### Opdracht
Hernoem "Pause" tot "Stop" in de rijen vanaf het begin tot en met de regel met "staticText: 5193 [0, 160, 338, 258]", en geef die rijen verder ongewijzigd weer.

[Posities van items]

____________________

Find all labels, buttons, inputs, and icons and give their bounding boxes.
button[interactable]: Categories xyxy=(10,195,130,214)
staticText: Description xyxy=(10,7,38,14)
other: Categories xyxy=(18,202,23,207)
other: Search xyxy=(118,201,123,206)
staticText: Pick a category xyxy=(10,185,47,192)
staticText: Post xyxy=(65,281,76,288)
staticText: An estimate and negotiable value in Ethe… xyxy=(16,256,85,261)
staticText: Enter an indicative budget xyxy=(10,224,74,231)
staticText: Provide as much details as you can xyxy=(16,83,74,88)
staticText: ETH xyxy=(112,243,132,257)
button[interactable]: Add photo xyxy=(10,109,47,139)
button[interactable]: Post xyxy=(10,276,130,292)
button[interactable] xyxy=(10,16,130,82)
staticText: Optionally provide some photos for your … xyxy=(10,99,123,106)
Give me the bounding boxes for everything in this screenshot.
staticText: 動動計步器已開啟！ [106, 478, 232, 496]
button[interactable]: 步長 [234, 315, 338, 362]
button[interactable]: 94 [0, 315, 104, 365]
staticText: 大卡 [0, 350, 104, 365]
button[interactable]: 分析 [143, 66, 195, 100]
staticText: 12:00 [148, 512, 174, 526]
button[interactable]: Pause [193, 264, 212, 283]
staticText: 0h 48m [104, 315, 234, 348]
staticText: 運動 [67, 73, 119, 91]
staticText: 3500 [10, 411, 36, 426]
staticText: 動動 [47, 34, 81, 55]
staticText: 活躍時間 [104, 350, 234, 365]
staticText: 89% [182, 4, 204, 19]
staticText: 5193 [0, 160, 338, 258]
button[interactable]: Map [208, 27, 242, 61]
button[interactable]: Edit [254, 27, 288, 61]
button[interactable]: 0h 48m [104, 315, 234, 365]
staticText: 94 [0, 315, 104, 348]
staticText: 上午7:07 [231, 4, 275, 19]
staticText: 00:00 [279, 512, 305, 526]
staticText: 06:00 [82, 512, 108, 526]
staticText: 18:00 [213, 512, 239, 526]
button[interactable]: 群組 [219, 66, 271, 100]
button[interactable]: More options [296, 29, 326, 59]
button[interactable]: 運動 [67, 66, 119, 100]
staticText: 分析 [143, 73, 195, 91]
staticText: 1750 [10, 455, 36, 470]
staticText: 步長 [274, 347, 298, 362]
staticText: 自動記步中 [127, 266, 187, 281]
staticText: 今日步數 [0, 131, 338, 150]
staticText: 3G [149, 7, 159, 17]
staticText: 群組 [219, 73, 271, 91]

____________________

### Resultaat
Find all labels, buttons, inputs, and icons and give their bounding boxes.
button[interactable]: Categories xyxy=(10,195,130,214)
staticText: Description xyxy=(10,7,38,14)
other: Categories xyxy=(18,202,23,207)
other: Search xyxy=(118,201,123,206)
staticText: Pick a category xyxy=(10,185,47,192)
staticText: Post xyxy=(65,281,76,288)
staticText: An estimate and negotiable value in Ethe… xyxy=(16,256,85,261)
staticText: Enter an indicative budget xyxy=(10,224,74,231)
staticText: Provide as much details as you can xyxy=(16,83,74,88)
staticText: ETH xyxy=(112,243,132,257)
button[interactable]: Add photo xyxy=(10,109,47,139)
button[interactable]: Post xyxy=(10,276,130,292)
button[interactable] xyxy=(10,16,130,82)
staticText: Optionally provide some photos for your … xyxy=(10,99,123,106)
Give me the bounding boxes for everything in this screenshot.
staticText: 動動計步器已開啟！ [106, 478, 232, 496]
button[interactable]: 步長 [234, 315, 338, 362]
button[interactable]: 94 [0, 315, 104, 365]
staticText: 大卡 [0, 350, 104, 365]
button[interactable]: 分析 [143, 66, 195, 100]
staticText: 12:00 [148, 512, 174, 526]
button[interactable]: Stop [193, 264, 212, 283]
staticText: 0h 48m [104, 315, 234, 348]
staticText: 運動 [67, 73, 119, 91]
staticText: 3500 [10, 411, 36, 426]
staticText: 動動 [47, 34, 81, 55]
staticText: 活躍時間 [104, 350, 234, 365]
staticText: 89% [182, 4, 204, 19]
staticText: 5193 [0, 160, 338, 258]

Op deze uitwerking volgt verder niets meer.